■ **Exercise prompt**
State how many lines in the listing below include the word "moved". Give nothing but the number.

━━━━━ Excerpted records ━━━━━

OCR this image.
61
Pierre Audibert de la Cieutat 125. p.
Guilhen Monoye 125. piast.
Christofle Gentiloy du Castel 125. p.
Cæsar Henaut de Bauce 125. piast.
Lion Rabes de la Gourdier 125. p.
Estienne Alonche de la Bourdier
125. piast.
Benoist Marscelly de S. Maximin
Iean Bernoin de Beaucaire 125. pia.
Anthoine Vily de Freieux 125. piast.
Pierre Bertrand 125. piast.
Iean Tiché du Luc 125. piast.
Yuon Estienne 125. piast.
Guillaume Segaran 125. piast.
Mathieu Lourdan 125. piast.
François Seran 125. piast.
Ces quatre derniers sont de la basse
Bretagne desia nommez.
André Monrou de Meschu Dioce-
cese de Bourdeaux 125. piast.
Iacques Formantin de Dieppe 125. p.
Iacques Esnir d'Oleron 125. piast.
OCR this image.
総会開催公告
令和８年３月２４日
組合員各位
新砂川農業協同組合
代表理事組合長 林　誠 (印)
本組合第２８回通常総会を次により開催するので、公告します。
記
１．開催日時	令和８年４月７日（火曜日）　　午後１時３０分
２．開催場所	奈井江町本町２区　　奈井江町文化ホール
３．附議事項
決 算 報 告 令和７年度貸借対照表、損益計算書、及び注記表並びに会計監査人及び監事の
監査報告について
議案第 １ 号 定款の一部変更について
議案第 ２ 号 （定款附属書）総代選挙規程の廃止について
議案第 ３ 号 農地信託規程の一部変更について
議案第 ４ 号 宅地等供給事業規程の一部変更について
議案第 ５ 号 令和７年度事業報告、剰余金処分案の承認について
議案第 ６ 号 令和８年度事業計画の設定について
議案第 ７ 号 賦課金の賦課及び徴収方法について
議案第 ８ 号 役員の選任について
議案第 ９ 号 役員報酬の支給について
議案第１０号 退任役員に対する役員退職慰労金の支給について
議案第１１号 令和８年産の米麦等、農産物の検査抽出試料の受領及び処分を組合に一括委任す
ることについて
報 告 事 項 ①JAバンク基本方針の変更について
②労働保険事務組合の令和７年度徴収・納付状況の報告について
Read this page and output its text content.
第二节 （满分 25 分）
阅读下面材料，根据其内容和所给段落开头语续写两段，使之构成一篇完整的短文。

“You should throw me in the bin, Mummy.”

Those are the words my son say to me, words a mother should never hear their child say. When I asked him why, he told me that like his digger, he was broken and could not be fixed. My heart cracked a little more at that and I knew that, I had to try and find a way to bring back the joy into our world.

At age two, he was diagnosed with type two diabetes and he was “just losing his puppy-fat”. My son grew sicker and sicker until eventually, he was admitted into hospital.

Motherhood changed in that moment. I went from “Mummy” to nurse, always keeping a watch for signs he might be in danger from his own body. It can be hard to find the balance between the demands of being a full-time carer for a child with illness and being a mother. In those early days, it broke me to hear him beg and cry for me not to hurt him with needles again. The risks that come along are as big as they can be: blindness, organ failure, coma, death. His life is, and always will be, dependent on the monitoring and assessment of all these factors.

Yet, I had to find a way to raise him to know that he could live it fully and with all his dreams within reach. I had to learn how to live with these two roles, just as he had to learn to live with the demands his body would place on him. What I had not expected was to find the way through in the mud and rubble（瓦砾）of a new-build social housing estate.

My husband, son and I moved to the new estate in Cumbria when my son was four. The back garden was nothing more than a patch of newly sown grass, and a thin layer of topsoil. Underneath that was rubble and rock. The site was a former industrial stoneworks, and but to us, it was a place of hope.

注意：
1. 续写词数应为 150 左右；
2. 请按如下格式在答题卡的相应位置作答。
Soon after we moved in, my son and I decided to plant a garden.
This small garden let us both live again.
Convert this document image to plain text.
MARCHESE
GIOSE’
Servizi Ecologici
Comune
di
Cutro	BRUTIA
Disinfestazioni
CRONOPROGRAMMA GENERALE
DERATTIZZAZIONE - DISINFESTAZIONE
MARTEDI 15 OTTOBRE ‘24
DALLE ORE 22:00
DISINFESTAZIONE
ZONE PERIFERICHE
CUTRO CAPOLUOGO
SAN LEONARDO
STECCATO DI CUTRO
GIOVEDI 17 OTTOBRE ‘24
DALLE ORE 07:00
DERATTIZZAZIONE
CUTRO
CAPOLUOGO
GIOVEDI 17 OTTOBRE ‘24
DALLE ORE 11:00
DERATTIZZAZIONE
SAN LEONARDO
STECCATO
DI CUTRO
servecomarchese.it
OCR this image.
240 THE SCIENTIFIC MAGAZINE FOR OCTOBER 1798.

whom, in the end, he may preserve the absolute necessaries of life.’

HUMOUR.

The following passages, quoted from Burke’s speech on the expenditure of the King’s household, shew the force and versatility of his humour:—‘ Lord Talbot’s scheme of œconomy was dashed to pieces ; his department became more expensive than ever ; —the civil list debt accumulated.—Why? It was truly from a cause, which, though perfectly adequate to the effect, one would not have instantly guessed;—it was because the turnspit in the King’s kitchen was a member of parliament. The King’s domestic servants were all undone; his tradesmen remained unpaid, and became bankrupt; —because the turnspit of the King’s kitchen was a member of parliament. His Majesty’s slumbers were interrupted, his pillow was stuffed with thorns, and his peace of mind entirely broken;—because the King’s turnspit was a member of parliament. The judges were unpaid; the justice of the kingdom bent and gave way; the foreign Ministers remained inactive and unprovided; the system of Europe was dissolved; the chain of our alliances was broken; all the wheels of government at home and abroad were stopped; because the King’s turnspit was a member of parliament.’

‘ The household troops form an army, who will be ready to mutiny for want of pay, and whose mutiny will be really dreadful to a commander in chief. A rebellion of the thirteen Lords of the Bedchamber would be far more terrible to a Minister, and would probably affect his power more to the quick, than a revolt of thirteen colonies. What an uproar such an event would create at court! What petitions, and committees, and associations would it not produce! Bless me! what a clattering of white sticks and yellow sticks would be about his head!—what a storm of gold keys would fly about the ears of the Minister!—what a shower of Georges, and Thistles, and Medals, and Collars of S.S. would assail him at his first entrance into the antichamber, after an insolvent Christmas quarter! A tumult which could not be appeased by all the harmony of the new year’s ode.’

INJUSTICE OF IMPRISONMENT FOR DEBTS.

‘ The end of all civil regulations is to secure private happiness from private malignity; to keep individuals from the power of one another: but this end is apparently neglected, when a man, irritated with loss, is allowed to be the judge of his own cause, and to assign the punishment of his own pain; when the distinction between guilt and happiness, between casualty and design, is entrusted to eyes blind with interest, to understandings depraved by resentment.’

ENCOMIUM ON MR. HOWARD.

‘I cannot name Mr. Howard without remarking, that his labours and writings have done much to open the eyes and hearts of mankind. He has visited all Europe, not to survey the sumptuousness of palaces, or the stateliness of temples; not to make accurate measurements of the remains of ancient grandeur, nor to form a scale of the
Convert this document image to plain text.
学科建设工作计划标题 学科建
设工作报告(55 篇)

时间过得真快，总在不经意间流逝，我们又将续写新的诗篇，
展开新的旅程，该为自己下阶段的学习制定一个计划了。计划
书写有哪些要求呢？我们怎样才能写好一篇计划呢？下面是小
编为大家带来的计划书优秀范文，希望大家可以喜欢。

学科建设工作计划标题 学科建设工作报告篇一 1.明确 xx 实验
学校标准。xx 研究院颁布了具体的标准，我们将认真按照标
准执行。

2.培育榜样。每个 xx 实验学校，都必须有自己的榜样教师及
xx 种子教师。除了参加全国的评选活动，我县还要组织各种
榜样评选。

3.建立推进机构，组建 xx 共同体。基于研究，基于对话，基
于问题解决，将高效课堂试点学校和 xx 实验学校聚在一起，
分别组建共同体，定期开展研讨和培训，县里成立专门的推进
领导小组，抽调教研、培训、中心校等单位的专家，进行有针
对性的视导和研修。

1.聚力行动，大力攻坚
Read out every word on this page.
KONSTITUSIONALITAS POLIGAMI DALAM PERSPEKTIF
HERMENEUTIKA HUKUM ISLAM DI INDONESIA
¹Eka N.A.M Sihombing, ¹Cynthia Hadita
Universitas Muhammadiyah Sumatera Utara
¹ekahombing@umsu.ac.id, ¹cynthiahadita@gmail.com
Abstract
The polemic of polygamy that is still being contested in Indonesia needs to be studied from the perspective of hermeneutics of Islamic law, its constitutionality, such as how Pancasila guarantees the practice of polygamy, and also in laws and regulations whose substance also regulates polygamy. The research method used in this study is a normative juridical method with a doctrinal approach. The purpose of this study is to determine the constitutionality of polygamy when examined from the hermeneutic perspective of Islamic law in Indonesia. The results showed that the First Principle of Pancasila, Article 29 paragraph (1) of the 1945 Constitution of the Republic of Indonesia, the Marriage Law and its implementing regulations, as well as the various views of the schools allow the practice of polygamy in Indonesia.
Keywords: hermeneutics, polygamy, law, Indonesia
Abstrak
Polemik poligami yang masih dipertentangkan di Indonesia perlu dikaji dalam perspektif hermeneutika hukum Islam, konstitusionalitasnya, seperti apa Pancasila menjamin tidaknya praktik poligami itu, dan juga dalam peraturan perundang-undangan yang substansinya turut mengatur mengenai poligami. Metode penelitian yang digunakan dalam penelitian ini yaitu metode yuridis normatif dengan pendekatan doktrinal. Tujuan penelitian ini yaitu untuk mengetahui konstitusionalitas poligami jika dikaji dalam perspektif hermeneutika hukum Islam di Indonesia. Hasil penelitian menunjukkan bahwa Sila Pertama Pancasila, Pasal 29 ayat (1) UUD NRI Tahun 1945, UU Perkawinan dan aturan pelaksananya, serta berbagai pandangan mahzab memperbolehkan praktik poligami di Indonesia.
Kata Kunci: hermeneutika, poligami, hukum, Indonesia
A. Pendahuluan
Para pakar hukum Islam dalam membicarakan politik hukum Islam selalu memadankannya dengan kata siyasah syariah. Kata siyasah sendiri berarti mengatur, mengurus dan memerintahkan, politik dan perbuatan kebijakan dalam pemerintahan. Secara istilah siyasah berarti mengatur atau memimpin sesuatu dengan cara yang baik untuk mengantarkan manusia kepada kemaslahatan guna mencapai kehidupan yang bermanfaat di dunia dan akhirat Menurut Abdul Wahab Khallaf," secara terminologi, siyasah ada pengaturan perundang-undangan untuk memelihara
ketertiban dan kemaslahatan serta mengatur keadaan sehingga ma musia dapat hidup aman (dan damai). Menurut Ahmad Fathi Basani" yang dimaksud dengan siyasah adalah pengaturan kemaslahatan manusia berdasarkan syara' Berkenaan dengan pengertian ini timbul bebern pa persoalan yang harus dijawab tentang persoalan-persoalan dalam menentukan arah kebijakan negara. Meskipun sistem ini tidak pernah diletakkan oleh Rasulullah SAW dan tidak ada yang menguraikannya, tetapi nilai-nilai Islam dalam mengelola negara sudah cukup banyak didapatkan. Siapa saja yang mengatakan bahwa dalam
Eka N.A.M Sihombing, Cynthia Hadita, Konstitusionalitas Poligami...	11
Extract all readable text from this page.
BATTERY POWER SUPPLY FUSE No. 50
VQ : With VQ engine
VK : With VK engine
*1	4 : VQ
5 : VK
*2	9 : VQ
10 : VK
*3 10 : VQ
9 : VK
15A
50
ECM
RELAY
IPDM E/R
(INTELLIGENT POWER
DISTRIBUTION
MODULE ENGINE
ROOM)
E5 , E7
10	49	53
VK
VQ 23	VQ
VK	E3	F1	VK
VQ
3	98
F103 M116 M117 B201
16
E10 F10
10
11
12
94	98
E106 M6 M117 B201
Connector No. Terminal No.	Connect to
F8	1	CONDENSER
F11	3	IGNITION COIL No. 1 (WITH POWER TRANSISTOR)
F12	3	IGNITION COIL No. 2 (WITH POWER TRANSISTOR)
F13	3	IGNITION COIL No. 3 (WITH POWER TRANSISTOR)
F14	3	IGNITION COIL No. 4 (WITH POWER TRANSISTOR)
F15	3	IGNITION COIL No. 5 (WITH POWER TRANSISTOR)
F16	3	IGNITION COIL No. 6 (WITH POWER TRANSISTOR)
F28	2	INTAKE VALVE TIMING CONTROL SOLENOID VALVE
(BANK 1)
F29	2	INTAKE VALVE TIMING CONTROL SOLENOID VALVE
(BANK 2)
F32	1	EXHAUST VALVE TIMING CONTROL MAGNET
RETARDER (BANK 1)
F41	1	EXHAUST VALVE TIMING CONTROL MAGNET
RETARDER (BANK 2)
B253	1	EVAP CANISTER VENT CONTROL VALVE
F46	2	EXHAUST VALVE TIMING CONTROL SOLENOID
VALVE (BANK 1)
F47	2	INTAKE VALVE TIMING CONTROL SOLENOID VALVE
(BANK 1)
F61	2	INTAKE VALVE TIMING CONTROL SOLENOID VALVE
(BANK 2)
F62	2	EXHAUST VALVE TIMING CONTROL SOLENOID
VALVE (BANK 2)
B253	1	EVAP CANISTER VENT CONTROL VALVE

━━━━━

■ **Response to the exercise**
2